→ **Records provided**:
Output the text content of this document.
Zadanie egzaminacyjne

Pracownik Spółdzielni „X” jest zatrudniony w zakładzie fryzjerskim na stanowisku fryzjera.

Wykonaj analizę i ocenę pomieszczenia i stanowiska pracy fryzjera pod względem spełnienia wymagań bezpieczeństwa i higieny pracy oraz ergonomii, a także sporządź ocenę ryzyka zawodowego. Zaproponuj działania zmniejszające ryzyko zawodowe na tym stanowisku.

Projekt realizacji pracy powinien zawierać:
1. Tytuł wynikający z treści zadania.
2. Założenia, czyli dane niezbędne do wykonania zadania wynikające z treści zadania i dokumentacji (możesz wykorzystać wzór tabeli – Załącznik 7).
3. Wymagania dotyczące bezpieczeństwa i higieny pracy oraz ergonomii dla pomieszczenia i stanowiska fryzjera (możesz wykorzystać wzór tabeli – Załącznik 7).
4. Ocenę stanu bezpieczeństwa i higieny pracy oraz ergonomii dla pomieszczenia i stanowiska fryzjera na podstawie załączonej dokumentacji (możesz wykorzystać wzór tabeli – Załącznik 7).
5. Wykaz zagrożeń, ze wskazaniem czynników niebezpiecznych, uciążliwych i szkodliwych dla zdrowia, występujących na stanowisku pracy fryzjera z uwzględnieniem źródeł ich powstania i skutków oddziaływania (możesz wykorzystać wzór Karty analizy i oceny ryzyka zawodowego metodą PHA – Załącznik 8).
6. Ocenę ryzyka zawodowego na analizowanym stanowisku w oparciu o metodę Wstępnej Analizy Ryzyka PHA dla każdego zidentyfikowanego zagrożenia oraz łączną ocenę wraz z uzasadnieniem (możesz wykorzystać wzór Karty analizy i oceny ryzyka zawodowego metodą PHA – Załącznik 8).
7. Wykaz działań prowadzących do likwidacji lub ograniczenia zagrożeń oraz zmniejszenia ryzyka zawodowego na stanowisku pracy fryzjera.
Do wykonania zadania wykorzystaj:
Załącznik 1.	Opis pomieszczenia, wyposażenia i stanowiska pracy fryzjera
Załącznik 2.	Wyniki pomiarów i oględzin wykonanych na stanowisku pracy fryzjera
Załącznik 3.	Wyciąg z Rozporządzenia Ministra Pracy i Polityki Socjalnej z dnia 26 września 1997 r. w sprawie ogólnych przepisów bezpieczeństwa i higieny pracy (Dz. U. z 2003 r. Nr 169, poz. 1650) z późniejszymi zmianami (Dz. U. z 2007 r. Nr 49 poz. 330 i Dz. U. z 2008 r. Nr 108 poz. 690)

→ **Instructions to follow**: Transcribe all of the lines in the records precisely.

→ **Solution**:
Output the text content of this document.
Zadanie egzaminacyjne

Pracownik Spółdzielni „X” jest zatrudniony w zakładzie fryzjerskim na stanowisku fryzjera.

Wykonaj analizę i ocenę pomieszczenia i stanowiska pracy fryzjera pod względem spełnienia wymagań bezpieczeństwa i higieny pracy oraz ergonomii, a także sporządź ocenę ryzyka zawodowego. Zaproponuj działania zmniejszające ryzyko zawodowe na tym stanowisku.

Projekt realizacji pracy powinien zawierać:
1. Tytuł wynikający z treści zadania.
2. Założenia, czyli dane niezbędne do wykonania zadania wynikające z treści zadania i dokumentacji (możesz wykorzystać wzór tabeli – Załącznik 7).
3. Wymagania dotyczące bezpieczeństwa i higieny pracy oraz ergonomii dla pomieszczenia i stanowiska fryzjera (możesz wykorzystać wzór tabeli – Załącznik 7).
4. Ocenę stanu bezpieczeństwa i higieny pracy oraz ergonomii dla pomieszczenia i stanowiska fryzjera na podstawie załączonej dokumentacji (możesz wykorzystać wzór tabeli – Załącznik 7).
5. Wykaz zagrożeń, ze wskazaniem czynników niebezpiecznych, uciążliwych i szkodliwych dla zdrowia, występujących na stanowisku pracy fryzjera z uwzględnieniem źródeł ich powstania i skutków oddziaływania (możesz wykorzystać wzór Karty analizy i oceny ryzyka zawodowego metodą PHA – Załącznik 8).
6. Ocenę ryzyka zawodowego na analizowanym stanowisku w oparciu o metodę Wstępnej Analizy Ryzyka PHA dla każdego zidentyfikowanego zagrożenia oraz łączną ocenę wraz z uzasadnieniem (możesz wykorzystać wzór Karty analizy i oceny ryzyka zawodowego metodą PHA – Załącznik 8).
7. Wykaz działań prowadzących do likwidacji lub ograniczenia zagrożeń oraz zmniejszenia ryzyka zawodowego na stanowisku pracy fryzjera.
Do wykonania zadania wykorzystaj:
Załącznik 1.	Opis pomieszczenia, wyposażenia i stanowiska pracy fryzjera
Załącznik 2.	Wyniki pomiarów i oględzin wykonanych na stanowisku pracy fryzjera
Załącznik 3.	Wyciąg z Rozporządzenia Ministra Pracy i Polityki Socjalnej z dnia 26 września 1997 r. w sprawie ogólnych przepisów bezpieczeństwa i higieny pracy (Dz. U. z 2003 r. Nr 169, poz. 1650) z późniejszymi zmianami (Dz. U. z 2007 r. Nr 49 poz. 330 i Dz. U. z 2008 r. Nr 108 poz. 690)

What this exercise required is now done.